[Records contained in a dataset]
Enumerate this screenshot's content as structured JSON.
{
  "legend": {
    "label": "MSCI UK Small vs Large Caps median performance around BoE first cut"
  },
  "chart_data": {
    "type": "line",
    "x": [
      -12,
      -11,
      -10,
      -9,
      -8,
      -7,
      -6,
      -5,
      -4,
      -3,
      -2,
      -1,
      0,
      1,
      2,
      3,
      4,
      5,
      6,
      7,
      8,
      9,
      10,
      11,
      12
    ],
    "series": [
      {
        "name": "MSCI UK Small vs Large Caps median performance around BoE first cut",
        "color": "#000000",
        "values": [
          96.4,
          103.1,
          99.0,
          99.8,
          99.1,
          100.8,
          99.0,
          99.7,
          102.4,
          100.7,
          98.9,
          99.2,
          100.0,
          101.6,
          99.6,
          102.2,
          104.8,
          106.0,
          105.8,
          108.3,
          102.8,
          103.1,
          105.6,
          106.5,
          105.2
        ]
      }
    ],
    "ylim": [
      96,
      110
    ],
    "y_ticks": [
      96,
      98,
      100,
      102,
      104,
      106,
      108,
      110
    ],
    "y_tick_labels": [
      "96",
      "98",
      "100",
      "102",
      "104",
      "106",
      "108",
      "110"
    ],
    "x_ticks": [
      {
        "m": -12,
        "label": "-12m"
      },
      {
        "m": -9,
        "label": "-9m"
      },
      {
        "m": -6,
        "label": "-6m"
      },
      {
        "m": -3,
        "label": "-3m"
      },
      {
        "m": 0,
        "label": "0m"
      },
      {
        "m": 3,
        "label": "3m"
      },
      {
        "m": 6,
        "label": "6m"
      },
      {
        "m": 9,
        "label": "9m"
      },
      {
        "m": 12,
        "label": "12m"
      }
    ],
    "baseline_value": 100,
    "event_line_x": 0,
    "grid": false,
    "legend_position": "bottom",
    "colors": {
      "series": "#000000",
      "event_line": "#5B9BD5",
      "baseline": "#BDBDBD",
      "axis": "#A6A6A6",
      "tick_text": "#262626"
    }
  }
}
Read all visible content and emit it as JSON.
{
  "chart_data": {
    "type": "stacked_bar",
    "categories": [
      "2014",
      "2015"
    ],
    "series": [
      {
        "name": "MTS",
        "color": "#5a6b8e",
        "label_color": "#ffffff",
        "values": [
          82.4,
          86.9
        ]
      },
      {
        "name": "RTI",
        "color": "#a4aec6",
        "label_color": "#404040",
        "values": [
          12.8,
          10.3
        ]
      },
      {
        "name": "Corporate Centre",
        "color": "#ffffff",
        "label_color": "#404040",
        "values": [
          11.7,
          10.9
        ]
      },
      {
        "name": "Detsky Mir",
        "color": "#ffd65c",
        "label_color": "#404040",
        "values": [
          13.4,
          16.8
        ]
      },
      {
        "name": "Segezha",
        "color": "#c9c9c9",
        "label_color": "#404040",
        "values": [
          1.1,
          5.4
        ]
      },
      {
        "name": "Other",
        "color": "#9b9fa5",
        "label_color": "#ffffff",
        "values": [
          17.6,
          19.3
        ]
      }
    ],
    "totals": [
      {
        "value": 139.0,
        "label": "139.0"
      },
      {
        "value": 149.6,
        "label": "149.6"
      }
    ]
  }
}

Exercise brief = Tell how many lines in the material above include the word "Caps", giving the number only.

Expected answer = 2